Collection entries:
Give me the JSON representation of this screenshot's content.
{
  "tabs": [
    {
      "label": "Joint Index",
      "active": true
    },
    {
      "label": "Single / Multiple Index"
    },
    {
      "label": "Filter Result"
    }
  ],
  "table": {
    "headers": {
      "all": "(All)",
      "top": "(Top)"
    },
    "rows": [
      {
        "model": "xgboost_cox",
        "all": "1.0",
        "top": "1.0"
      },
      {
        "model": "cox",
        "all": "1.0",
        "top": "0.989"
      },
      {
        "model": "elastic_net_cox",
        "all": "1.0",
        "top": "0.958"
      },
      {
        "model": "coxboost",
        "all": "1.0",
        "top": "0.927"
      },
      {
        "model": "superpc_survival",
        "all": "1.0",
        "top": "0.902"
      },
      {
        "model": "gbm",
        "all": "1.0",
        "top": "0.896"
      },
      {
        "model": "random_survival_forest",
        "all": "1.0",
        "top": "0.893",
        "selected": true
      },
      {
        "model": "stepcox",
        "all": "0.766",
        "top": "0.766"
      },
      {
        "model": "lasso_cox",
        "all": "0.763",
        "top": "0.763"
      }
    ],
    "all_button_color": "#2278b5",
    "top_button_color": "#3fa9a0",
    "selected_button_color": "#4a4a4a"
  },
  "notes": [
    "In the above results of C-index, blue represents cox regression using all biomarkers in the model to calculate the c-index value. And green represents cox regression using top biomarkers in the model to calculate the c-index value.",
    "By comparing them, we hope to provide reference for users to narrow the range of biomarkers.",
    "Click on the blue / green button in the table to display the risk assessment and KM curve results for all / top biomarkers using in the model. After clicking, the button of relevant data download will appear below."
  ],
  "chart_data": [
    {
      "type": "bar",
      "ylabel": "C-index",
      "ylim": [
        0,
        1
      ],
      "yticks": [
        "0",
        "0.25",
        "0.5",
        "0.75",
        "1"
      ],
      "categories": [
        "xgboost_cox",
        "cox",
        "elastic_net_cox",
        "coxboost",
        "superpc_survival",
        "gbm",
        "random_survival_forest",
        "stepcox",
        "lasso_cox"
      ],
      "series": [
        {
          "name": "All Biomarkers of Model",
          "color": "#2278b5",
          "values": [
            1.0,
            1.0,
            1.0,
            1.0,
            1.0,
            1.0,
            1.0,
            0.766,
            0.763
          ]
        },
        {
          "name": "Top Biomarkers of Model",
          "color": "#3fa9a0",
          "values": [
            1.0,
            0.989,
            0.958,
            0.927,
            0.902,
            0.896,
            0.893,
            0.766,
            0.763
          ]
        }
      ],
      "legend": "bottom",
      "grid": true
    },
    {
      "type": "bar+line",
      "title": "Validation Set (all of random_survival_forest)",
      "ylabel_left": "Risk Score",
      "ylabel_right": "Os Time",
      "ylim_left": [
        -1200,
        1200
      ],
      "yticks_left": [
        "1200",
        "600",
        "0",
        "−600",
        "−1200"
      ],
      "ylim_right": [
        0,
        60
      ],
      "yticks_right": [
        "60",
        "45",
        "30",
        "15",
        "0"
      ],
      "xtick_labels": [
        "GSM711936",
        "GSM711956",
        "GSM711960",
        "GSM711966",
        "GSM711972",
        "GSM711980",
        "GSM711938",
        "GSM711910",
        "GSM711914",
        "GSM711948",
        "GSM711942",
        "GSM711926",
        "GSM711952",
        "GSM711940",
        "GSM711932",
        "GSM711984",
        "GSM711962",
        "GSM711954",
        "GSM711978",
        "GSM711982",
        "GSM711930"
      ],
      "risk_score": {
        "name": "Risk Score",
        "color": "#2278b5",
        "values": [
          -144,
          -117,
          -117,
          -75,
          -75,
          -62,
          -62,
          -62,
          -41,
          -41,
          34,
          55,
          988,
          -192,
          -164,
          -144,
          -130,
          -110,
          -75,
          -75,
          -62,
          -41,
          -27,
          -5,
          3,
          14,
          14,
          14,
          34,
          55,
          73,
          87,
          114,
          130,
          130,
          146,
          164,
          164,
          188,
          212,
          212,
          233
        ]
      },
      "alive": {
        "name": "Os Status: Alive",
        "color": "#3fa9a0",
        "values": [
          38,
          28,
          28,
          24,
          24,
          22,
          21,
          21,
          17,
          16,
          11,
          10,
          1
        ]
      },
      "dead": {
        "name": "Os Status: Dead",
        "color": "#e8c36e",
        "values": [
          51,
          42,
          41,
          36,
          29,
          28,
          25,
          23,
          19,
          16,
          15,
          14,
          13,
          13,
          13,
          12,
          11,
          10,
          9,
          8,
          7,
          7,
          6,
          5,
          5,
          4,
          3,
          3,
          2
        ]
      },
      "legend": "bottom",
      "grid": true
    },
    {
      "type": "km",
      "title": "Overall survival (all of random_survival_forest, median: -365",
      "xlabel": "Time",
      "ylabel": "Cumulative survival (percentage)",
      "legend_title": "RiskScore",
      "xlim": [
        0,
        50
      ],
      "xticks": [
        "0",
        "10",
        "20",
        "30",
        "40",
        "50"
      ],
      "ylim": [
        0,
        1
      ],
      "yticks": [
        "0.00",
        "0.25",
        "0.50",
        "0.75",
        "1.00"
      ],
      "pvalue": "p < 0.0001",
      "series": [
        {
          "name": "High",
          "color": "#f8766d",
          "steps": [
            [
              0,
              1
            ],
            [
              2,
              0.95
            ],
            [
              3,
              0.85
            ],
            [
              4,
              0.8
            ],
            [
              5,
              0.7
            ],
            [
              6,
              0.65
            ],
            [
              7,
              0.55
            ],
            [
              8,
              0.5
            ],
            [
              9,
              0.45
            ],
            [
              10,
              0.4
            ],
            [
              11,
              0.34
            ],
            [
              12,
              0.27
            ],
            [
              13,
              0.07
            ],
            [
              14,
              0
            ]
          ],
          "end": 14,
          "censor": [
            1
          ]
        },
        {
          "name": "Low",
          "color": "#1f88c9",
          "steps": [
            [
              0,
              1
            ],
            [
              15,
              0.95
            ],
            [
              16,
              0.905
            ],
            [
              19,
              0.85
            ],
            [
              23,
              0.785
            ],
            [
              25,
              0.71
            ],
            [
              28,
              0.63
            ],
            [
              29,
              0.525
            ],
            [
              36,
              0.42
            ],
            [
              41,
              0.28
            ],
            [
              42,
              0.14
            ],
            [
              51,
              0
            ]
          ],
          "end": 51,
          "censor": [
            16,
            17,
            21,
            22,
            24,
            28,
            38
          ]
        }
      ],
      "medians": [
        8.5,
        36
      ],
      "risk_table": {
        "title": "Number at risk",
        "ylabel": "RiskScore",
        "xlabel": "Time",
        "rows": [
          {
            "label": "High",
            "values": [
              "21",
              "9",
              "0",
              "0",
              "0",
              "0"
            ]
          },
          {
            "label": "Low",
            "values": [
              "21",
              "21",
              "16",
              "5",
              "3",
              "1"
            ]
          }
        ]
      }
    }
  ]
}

* TASK
Scan the records above for the string "Status", then report every line that contains it.

* EXERCISE SOLUTION
        "name": "Os Status: Alive",
        "name": "Os Status: Dead",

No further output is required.